## Begin INPUT MATERIAL

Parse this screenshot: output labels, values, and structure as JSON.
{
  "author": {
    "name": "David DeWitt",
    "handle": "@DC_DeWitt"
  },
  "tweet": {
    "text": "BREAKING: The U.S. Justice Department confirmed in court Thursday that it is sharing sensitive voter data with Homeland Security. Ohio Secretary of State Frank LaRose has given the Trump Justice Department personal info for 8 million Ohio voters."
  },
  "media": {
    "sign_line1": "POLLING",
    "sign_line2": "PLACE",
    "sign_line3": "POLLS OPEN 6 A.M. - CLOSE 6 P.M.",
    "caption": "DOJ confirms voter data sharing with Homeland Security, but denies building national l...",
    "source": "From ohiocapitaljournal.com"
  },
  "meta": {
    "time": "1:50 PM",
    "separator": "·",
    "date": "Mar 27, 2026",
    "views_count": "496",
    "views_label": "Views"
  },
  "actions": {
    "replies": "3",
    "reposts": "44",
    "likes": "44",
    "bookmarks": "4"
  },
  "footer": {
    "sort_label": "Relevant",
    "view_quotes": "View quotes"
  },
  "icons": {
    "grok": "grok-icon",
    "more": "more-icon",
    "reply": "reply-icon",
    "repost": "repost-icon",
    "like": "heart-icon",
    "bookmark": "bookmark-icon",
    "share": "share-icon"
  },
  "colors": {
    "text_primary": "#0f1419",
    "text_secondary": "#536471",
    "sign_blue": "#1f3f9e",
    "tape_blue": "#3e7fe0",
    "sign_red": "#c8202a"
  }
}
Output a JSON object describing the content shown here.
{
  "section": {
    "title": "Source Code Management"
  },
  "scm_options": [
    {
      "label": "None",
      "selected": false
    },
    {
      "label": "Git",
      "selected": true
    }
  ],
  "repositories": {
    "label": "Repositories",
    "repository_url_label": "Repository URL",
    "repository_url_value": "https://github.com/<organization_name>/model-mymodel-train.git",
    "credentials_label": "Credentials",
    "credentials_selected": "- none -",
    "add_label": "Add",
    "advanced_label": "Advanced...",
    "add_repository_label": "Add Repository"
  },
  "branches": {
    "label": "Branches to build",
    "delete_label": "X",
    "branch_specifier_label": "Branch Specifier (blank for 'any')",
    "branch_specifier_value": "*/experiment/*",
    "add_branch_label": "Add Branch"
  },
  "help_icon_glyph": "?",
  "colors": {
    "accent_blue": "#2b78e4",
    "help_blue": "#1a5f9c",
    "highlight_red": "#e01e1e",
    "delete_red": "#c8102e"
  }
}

## End INPUT MATERIAL

AIM = Transcribe every entry exactly, omitting nothing.

ANSWER FOR THIS EXERCISE =
Parse this screenshot: output labels, values, and structure as JSON.
{
  "author": {
    "name": "David DeWitt",
    "handle": "@DC_DeWitt"
  },
  "tweet": {
    "text": "BREAKING: The U.S. Justice Department confirmed in court Thursday that it is sharing sensitive voter data with Homeland Security. Ohio Secretary of State Frank LaRose has given the Trump Justice Department personal info for 8 million Ohio voters."
  },
  "media": {
    "sign_line1": "POLLING",
    "sign_line2": "PLACE",
    "sign_line3": "POLLS OPEN 6 A.M. - CLOSE 6 P.M.",
    "caption": "DOJ confirms voter data sharing with Homeland Security, but denies building national l...",
    "source": "From ohiocapitaljournal.com"
  },
  "meta": {
    "time": "1:50 PM",
    "separator": "·",
    "date": "Mar 27, 2026",
    "views_count": "496",
    "views_label": "Views"
  },
  "actions": {
    "replies": "3",
    "reposts": "44",
    "likes": "44",
    "bookmarks": "4"
  },
  "footer": {
    "sort_label": "Relevant",
    "view_quotes": "View quotes"
  },
  "icons": {
    "grok": "grok-icon",
    "more": "more-icon",
    "reply": "reply-icon",
    "repost": "repost-icon",
    "like": "heart-icon",
    "bookmark": "bookmark-icon",
    "share": "share-icon"
  },
  "colors": {
    "text_primary": "#0f1419",
    "text_secondary": "#536471",
    "sign_blue": "#1f3f9e",
    "tape_blue": "#3e7fe0",
    "sign_red": "#c8202a"
  }
}
Output a JSON object describing the content shown here.
{
  "section": {
    "title": "Source Code Management"
  },
  "scm_options": [
    {
      "label": "None",
      "selected": false
    },
    {
      "label": "Git",
      "selected": true
    }
  ],
  "repositories": {
    "label": "Repositories",
    "repository_url_label": "Repository URL",
    "repository_url_value": "https://github.com/<organization_name>/model-mymodel-train.git",
    "credentials_label": "Credentials",
    "credentials_selected": "- none -",
    "add_label": "Add",
    "advanced_label": "Advanced...",
    "add_repository_label": "Add Repository"
  },
  "branches": {
    "label": "Branches to build",
    "delete_label": "X",
    "branch_specifier_label": "Branch Specifier (blank for 'any')",
    "branch_specifier_value": "*/experiment/*",
    "add_branch_label": "Add Branch"
  },
  "help_icon_glyph": "?",
  "colors": {
    "accent_blue": "#2b78e4",
    "help_blue": "#1a5f9c",
    "highlight_red": "#e01e1e",
    "delete_red": "#c8102e"
  }
}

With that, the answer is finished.